Records from a data source
'''

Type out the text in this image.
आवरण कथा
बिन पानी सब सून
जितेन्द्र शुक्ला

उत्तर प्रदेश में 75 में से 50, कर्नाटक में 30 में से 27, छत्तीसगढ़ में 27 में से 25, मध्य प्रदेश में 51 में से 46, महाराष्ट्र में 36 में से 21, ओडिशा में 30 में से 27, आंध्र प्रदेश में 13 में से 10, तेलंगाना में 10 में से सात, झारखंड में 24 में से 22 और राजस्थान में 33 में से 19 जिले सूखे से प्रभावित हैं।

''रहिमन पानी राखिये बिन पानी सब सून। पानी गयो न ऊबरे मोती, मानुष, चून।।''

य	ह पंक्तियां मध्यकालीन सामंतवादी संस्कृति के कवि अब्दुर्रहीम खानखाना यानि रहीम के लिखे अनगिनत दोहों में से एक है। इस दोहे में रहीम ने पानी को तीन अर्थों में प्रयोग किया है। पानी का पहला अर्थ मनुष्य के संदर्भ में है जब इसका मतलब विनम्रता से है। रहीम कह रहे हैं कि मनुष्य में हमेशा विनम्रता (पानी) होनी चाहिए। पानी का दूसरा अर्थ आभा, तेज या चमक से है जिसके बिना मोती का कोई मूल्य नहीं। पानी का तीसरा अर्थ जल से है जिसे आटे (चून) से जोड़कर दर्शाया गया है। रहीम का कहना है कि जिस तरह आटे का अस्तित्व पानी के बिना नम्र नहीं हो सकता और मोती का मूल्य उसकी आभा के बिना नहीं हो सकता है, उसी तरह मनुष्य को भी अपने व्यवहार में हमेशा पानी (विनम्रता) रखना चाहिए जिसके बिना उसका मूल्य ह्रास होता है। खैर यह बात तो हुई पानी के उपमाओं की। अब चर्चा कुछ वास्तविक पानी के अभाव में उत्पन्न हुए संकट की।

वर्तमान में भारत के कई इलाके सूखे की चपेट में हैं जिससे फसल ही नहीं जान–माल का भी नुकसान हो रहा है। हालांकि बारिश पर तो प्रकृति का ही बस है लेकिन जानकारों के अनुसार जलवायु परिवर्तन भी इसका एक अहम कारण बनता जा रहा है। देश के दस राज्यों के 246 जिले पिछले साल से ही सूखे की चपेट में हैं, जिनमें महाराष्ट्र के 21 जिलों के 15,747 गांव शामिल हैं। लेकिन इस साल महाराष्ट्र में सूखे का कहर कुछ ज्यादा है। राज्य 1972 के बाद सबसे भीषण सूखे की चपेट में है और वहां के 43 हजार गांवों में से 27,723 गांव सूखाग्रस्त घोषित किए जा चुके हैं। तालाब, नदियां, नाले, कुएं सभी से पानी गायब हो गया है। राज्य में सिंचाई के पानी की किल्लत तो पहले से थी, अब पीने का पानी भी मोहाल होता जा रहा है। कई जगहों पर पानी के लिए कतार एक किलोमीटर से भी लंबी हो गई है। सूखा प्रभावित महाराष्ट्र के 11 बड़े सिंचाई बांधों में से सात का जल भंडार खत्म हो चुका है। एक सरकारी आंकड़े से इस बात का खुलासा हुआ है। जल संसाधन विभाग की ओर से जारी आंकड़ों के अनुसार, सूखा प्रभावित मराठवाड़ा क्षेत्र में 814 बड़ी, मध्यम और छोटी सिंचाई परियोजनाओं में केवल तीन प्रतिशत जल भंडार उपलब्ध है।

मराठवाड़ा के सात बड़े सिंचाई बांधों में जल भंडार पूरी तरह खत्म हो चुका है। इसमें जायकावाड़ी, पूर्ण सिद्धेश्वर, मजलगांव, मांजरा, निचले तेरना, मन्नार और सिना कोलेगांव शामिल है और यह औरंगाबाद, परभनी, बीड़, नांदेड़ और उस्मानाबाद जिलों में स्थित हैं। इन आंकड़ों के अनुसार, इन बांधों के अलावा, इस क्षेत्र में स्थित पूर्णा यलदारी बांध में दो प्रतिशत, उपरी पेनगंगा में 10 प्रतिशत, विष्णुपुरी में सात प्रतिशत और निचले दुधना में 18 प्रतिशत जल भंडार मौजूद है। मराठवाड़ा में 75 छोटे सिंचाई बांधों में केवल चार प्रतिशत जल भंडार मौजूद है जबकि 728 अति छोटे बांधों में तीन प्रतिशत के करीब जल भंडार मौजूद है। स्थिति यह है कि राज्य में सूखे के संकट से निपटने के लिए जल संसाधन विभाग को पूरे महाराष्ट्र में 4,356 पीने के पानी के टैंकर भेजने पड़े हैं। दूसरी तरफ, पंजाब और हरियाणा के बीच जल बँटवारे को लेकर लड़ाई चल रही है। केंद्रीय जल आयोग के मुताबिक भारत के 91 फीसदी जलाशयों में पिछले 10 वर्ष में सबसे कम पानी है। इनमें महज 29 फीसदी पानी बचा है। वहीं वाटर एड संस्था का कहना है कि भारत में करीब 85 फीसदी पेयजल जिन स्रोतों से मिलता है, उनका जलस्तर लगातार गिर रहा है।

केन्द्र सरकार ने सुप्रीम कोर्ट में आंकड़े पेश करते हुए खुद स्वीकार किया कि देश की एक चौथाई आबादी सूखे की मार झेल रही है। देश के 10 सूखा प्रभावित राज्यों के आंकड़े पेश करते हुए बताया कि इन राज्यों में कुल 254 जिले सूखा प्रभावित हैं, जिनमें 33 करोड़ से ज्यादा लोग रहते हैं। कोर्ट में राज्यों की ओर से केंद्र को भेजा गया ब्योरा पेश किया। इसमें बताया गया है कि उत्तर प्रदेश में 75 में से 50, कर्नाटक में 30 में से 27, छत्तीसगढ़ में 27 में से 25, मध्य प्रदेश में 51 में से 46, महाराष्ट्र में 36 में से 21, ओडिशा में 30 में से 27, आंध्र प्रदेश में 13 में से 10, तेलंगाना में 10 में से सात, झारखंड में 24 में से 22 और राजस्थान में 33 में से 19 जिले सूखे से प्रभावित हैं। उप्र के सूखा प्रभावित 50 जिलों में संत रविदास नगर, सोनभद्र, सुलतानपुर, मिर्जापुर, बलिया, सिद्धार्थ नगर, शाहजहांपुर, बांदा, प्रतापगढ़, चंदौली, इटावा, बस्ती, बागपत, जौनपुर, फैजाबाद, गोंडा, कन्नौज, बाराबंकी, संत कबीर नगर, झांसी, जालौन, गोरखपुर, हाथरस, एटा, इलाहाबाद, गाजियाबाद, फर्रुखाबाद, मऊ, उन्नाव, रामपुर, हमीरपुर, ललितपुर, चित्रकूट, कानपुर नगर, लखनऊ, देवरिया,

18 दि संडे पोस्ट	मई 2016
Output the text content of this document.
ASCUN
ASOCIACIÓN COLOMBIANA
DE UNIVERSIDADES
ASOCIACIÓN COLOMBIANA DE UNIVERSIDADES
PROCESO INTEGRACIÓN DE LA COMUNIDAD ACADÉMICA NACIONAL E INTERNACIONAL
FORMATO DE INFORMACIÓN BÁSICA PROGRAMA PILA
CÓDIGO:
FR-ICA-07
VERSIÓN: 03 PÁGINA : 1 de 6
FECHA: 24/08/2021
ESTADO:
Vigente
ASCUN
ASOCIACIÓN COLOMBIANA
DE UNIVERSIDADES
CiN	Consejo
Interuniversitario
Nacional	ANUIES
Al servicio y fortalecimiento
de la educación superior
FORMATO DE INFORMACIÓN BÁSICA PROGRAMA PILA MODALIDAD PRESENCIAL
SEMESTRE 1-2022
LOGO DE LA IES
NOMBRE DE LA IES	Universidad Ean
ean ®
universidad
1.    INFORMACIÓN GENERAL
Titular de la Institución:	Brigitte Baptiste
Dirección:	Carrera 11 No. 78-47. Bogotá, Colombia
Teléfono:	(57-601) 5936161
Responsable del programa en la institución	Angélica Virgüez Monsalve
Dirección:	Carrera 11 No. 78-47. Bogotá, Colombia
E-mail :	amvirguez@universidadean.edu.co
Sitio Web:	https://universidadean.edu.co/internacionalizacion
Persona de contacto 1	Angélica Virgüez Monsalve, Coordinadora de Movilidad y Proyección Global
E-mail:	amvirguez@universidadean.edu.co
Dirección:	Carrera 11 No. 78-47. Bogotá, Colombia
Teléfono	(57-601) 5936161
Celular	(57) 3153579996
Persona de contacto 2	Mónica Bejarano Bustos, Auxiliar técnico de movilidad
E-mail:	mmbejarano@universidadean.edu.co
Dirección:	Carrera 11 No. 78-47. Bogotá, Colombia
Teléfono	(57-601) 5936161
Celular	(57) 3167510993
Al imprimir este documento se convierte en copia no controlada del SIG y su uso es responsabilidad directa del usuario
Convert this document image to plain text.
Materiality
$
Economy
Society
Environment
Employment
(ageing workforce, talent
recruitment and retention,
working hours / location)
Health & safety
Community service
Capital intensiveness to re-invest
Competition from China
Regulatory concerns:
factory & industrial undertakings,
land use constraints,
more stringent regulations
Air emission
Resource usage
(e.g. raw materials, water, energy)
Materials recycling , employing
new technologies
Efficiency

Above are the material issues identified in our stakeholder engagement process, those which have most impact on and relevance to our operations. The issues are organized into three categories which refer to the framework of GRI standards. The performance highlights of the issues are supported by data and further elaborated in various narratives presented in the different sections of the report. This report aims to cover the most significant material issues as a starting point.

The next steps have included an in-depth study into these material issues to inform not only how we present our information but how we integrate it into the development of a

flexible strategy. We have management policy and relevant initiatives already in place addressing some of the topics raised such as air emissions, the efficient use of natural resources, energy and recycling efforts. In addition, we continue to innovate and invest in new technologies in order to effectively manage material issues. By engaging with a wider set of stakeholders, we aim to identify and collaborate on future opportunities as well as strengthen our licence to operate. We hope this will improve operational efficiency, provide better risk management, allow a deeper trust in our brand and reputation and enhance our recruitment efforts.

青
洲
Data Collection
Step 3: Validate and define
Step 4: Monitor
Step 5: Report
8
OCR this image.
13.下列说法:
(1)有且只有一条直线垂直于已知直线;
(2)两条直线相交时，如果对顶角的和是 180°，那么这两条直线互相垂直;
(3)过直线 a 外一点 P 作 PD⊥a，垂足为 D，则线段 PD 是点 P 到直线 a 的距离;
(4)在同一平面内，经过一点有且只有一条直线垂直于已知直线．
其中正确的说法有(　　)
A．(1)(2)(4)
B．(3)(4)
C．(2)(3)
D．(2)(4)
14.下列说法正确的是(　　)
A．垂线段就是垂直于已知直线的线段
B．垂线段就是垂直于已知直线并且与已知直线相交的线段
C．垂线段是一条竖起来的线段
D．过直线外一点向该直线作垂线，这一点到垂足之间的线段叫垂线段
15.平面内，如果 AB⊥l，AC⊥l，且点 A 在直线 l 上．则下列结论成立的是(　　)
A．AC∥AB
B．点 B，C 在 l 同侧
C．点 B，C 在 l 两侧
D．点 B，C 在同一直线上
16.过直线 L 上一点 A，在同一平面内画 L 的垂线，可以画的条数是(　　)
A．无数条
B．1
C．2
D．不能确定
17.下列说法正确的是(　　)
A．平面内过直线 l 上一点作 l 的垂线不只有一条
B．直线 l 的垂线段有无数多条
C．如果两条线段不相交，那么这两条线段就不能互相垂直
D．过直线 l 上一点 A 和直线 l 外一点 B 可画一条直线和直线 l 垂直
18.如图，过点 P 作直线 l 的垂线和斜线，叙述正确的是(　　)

'''

*Task description:* Identify every line above with the string "Persona" in it. Copy those lines.

*Solution:*
Persona de contacto 1	Angélica Virgüez Monsalve, Coordinadora de Movilidad y Proyección Global
Persona de contacto 2	Mónica Bejarano Bustos, Auxiliar técnico de movilidad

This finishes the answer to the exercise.